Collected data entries
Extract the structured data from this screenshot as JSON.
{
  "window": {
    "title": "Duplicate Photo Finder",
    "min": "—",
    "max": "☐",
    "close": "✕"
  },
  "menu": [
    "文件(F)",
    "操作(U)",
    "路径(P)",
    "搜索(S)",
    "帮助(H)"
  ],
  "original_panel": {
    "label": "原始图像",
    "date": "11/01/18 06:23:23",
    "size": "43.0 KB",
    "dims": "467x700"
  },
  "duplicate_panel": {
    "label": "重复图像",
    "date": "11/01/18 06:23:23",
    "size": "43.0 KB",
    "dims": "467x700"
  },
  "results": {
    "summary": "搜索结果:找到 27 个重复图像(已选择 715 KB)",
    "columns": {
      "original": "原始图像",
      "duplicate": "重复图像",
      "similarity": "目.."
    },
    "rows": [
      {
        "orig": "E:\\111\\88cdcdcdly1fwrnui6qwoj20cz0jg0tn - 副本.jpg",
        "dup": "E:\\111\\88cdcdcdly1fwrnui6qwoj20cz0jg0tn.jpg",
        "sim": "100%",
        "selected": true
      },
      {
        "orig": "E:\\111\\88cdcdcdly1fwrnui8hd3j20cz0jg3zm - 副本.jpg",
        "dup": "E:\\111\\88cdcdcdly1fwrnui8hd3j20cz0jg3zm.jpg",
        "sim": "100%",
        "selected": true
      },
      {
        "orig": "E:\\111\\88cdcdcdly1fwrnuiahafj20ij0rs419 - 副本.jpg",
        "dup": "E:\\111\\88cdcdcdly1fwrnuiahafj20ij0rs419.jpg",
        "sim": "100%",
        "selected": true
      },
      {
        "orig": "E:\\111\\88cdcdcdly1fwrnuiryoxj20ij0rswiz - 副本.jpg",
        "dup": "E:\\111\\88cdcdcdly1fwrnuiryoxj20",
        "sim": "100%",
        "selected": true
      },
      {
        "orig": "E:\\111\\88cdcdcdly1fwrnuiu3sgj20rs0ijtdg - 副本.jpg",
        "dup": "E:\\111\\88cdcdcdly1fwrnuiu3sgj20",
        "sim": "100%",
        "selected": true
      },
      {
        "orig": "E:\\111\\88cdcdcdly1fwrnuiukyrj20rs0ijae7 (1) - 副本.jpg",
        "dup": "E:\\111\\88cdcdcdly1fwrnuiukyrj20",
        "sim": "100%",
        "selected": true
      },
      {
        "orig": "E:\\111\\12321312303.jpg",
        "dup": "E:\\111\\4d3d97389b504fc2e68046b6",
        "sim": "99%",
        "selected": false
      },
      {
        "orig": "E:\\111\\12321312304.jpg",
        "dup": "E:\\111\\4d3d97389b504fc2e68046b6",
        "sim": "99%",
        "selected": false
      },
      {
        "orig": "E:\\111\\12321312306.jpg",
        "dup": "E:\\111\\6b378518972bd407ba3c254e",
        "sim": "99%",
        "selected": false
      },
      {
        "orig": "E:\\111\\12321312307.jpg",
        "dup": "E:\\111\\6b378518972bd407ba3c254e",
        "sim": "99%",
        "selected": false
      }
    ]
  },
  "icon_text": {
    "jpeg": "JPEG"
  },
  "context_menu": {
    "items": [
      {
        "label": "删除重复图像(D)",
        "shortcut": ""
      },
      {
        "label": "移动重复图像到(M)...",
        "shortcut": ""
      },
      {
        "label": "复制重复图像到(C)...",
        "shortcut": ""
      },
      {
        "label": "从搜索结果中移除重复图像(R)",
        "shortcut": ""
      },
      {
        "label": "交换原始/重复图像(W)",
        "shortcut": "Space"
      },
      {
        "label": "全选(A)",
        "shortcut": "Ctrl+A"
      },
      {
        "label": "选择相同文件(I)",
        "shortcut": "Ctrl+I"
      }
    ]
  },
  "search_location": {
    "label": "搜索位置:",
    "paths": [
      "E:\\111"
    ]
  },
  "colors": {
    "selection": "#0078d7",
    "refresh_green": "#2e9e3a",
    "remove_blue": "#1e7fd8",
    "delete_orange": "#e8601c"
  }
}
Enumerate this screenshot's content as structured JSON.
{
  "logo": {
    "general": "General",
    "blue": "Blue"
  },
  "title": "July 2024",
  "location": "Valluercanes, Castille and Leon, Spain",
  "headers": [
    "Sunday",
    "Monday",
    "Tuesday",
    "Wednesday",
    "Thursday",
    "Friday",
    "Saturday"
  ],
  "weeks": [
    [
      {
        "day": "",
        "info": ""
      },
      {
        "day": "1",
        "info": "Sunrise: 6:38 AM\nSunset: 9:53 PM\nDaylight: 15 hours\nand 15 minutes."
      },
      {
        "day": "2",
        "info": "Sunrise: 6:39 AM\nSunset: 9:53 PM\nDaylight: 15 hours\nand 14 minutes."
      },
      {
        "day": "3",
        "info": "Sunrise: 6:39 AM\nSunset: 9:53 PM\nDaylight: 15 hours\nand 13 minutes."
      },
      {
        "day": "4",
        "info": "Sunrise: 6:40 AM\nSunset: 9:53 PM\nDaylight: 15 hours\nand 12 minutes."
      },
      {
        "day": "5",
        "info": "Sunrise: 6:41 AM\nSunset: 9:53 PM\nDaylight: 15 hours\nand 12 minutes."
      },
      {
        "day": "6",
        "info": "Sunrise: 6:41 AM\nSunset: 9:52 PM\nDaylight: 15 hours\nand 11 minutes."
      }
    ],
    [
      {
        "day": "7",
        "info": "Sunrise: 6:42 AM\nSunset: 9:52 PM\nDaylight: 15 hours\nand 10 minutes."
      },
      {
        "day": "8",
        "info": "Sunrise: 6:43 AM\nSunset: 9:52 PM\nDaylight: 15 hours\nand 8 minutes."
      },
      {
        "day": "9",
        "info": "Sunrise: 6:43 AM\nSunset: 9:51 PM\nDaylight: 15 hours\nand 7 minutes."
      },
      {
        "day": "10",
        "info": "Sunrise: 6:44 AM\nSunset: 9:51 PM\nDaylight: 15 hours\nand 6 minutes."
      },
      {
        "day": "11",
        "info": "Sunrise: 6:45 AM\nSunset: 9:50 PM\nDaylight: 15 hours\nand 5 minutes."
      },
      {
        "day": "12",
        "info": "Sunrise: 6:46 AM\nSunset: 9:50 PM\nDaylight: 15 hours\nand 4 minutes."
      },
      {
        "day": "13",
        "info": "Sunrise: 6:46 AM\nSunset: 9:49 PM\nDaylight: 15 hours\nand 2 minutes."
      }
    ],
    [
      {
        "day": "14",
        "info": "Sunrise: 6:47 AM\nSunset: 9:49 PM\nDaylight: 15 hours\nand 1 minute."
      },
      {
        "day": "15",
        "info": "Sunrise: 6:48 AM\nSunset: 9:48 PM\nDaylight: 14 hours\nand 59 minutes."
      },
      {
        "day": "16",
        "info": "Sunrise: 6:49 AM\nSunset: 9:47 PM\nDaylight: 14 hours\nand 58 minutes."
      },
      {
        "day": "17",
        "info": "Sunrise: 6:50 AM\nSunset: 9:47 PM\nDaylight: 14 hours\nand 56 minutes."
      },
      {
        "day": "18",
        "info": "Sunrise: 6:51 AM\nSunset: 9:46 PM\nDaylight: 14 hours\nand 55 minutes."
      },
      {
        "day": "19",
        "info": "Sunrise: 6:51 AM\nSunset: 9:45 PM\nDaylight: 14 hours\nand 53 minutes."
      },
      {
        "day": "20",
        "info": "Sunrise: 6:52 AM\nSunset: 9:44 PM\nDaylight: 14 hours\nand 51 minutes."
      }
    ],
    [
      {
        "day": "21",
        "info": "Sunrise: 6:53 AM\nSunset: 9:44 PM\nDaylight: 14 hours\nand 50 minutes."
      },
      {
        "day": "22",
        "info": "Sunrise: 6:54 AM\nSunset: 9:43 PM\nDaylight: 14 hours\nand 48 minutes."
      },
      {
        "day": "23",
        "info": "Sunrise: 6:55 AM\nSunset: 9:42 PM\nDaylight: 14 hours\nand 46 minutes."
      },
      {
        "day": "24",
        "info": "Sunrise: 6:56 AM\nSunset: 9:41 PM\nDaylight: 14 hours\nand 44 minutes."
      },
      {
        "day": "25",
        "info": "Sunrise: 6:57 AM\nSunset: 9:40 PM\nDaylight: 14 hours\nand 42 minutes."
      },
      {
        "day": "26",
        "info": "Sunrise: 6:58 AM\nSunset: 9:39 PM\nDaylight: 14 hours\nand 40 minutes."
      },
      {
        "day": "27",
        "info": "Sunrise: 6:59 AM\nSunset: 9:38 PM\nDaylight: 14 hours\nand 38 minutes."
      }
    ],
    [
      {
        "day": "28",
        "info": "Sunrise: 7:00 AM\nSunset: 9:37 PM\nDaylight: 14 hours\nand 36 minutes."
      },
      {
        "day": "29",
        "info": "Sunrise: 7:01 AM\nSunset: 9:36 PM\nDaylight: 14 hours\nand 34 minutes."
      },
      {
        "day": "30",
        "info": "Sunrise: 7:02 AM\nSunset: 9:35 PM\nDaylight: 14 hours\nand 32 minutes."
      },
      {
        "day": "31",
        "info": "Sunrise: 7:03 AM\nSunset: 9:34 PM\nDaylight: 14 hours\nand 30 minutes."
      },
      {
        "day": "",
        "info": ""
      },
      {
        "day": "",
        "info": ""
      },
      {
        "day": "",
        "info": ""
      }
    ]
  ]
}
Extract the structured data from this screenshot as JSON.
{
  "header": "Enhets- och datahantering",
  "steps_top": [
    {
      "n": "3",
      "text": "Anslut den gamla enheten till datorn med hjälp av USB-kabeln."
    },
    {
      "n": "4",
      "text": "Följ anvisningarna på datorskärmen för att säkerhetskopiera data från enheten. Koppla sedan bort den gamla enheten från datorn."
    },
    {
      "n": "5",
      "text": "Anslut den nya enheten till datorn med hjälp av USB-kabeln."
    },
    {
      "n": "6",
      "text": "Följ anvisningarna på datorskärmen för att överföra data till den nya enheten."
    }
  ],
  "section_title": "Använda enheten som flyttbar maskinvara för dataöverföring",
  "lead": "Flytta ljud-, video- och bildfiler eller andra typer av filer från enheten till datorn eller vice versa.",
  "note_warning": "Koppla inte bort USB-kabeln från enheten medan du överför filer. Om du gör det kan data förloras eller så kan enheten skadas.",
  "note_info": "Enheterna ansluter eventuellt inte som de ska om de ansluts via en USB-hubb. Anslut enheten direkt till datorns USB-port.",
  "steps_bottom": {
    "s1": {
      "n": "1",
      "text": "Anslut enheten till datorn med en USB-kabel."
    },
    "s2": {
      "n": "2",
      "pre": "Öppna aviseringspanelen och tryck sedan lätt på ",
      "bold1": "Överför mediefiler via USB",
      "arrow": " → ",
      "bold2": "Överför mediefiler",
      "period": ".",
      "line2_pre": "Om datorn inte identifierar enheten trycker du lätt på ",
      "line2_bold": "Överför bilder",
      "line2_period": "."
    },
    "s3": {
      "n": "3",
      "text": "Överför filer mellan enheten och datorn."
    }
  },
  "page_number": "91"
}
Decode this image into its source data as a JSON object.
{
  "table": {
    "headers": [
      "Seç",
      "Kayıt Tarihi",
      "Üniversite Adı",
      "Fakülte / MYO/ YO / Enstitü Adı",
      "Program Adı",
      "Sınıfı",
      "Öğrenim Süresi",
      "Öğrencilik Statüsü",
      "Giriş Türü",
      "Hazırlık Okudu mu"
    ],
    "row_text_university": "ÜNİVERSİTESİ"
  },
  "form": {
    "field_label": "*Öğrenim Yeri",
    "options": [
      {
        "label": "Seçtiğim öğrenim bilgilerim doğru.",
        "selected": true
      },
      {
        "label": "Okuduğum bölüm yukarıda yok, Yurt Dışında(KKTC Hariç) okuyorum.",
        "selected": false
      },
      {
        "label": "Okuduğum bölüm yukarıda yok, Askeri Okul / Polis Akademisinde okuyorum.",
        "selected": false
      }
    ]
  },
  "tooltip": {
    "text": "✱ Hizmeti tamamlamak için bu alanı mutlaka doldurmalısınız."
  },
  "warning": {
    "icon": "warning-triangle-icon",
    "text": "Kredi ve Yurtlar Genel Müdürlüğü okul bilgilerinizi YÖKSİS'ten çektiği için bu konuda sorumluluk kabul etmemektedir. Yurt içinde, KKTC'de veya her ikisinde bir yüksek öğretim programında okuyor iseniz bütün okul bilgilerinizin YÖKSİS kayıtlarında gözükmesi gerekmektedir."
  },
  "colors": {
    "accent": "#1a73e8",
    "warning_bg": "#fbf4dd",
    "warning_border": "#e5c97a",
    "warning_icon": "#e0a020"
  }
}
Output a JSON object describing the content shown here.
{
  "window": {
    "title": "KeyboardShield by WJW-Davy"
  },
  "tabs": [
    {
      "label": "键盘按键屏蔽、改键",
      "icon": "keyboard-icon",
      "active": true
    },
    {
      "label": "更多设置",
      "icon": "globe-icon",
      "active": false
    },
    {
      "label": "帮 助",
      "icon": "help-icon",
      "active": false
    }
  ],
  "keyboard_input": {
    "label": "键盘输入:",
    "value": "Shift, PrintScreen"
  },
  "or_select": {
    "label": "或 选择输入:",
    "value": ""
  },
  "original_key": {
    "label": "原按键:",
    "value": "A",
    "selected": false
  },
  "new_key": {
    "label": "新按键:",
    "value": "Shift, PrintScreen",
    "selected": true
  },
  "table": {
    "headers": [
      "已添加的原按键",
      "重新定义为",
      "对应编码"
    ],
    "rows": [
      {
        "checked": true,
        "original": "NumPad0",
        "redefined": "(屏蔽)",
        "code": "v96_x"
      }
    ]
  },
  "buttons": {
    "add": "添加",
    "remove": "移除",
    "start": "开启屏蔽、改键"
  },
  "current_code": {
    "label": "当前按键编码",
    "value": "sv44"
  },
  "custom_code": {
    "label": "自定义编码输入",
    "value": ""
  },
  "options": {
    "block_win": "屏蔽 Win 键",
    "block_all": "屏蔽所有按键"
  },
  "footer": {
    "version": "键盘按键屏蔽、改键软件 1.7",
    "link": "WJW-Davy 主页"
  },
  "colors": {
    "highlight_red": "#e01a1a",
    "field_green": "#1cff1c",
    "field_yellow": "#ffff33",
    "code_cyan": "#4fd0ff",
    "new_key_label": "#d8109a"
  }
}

_AIM_: In the entries above, find lines with "yukarıda" and copy each.

_WRITTEN RESPONSE_:
        "label": "Okuduğum bölüm yukarıda yok, Yurt Dışında(KKTC Hariç) okuyorum.",
        "label": "Okuduğum bölüm yukarıda yok, Askeri Okul / Polis Akademisinde okuyorum.",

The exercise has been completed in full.